**Usando as informações:**
#1 Diga se cada afirmação abaixo está de acordo com o texto sobre trabalho e aposentadoria, respondendo sim ou não e citando as palavras decisivas do texto. (a) O trabalho deixou de ser central na vida humana. (b) Existe um padrão que permite compreender os sentimentos de cada pessoa ao decidir deixar o emprego. (c) Algumas pessoas continuam trabalhando mesmo sem precisar de renda extra.
#2 Liste todas as profissões mencionadas no texto sobre trabalho e aposentadoria.
#3 Prossiga com o texto sobre trabalho e aposentadoria a partir da última frase apresentada.

##### Trecho do texto

A partir dessas evidências percebemos que o trabalho permanece central na vida humana. É o espaço de constituição identitária: sou fulano – administrador, economista, engenheira, advogado, professora etc., da instituição ou da empresa tal; é o lugar por excelência de socialização, no qual construímos a maior parte das relações profissionais e de amizade; é onde encontramos realização e reconhecimento e, ao mesmo tempo, frustrações, sofrimento, angústia e adoecimento. É justamente desse trabalho que nos liberaremos pela aposentadoria – de seus aspectos positivos e negativos. Na maioria dos casos, as expectativas por deixar de obedecer regras e horários impostos pela empresa ou instituição são vividas paralelamente às dúvidas e medos diante das possibilidades que se avizinham; afinal, romper com determinadas rotinas não é tarefa simples.

Estamos falando do futuro – incerto, repleto de questionamentos: como serão meus dias sem a obrigação de trabalhar diariamente? Viajar, visitar amigos e parentes, conhecer novos lugares, praticar atividades físicas regulares, dedicar-me às atividades esportivas, artísticas ou outras… mas, será que preciso tanto assim de tempo livre? O que farei com as horas de tantos dias sem as obrigações ditadas pelo trabalho? Será que conseguirei me adaptar à nova vida? Meus amigos continuarão me convidando para as comemorações na empresa, ou em seguida me esquecerão? Enfim, a lista de perguntas é longa e as respostas somente poderão ser encontradas a partir da análise da trajetória sócio-histórica de cada pessoa. Não há padrão que sirva para compreender os sentimentos vividos por cada um no momento de fazer a escolha por deixar aquele emprego/trabalho, permanecer na organização ou trocar por outra atividade, remunerada ou não.

Para alguns, continuar trabalhando é a solução, mesmo sem necessidade de auferir renda extra. São pessoas que deixam em suspenso as dúvidas ou então, de maneira muito clara, fazem a opção pela aposentadoria-atividade profissional, como é o caso de milhares de aposentados no Brasil.

As transformações advindas juntamente com o processo de aposentadoria são complexas e envolvem diversos aspectos da vida: em termos biológicos, o envelhecimento, a menopausa para as mulheres e a andropausa para os homens, a possibilidade do surgimento ou do agravamento de algumas doenças crônicas e a necessidade de cuidados intensivos com a saúde; no campo financeiro, a redução de receitas e o incremento de despesas, principalmente relacionadas a tratamentos médicos, fisioterapêuticos e outros, bem como às possíveis atividades de lazer; em termos sociais e familiares, a saída dos filhos de casa, cuidados com pais enfermos, chegada de netos, perda de pessoas próximas, redução de atividades de socialização, como a participação em eventos da empresa e outros. Além desses fatores citados, temos outros e todos afetam o funcionamento psíquico da pessoa que vive essa fase de transição do trabalho para o não trabalho.

##########
##### Informações

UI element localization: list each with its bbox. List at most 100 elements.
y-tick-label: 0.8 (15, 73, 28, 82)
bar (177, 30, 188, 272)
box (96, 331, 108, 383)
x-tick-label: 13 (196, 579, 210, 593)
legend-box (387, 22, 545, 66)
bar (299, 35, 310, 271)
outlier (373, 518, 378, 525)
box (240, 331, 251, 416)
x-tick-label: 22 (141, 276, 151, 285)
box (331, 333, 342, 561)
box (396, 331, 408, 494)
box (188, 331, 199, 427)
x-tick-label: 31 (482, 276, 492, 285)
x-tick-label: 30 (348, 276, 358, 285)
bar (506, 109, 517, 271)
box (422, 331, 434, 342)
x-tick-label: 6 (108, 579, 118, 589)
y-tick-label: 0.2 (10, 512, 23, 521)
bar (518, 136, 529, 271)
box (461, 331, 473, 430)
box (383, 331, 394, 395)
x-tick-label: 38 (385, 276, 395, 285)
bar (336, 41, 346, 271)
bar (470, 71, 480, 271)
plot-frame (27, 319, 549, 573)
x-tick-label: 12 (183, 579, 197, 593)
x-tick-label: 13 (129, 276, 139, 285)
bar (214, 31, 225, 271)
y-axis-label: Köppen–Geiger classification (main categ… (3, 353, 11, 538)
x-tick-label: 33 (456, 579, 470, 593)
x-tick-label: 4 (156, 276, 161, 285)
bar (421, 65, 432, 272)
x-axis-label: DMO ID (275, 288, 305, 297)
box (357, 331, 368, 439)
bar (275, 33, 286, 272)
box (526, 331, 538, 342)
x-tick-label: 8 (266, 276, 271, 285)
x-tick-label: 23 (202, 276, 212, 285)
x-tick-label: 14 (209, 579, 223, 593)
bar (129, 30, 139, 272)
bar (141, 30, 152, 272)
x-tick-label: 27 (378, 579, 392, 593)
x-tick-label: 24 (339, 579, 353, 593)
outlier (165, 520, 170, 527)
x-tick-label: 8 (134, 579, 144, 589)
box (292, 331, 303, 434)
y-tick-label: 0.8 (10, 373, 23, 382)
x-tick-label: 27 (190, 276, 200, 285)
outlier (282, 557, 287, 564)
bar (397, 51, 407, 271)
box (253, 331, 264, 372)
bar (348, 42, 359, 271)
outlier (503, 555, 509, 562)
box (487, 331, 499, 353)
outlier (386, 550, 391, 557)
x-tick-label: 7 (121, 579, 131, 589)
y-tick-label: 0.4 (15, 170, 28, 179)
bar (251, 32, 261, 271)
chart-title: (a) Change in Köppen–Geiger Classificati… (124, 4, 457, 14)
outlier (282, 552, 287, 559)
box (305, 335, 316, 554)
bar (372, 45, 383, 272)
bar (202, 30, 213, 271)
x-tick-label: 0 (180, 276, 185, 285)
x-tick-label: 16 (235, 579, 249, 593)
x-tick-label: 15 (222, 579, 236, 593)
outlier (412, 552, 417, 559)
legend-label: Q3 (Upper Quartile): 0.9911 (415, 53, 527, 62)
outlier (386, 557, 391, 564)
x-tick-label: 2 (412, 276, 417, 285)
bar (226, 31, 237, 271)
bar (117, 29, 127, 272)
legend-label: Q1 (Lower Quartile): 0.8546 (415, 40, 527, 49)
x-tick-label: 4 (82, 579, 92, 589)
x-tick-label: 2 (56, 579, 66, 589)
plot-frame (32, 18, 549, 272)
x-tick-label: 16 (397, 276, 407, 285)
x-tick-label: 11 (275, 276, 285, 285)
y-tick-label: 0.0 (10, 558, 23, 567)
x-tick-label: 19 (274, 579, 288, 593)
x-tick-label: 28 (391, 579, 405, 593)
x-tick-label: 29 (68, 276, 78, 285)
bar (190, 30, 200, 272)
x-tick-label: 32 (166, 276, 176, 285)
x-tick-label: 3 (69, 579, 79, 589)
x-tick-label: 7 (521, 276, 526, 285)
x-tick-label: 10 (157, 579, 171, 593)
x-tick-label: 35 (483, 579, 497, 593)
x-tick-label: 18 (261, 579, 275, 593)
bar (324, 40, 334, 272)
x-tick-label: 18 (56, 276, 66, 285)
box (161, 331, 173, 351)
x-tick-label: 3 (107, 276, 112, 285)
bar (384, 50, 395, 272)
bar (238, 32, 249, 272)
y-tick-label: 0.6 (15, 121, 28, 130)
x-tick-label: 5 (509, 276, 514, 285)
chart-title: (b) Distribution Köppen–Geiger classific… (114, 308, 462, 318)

##########

**Respostas numeradas:**
#1
(a) Não: "o trabalho permanece central na vida humana".
(b) Não: "Não há padrão que sirva para compreender os sentimentos vividos por cada um no momento de fazer a escolha por deixar aquele emprego/trabalho".
(c) Sim: "Para alguns, continuar trabalhando é a solução, mesmo sem necessidade de auferir renda extra."

#2 administrador, economista, engenheira, advogado, professora

#3
Em nossas pesquisas e atendimentos clínicos observamos que, quando a aposentadoria se aproxima, algumas pessoas surpreendem-se diante das interrogações relativas ao futuro. Decidir deixar um emprego/encerrar uma carreira profissional e tudo o que sua rotina representa é uma experiência desafiadora. Assim, é frequente encontrarmos trabalhadores já aposentados ou em vias de se aposentarem vivenciando conflitos e contradições diante desta transição. A ansiedade é um dos sintomas fortes que demarcam este período.

Desta maneira, o momento da aposentadoria, seja ela desejada ou temida, se constitui em espaço importante para reflexão acerca da história de vida individual e coletiva, em seus aspectos psicológicos, históricos e sociais. A questão central para cada um nesta transição é: o que constitui a trama de minha história? O que posso imaginar para meu futuro? Qual será minha nova identidade? Como poderei manter meus laços sociais e tecer outros?

Buscando pistas para responder a tais questões, a pesquisa da qual resultou minha tese de doutorado e o livro de mesmo título –  “Posso me aposentar de verdade. E agora ?” – oferece algumas reflexões acerca desse momento que é, ao mesmo tempo, universal e singular. Em nosso trabalho, oferecemos a possibilidade de explorar sua histórias de vida e a “re-tratar” a partir de um novo significado, em uma temática específica de aposentadoria-projeto.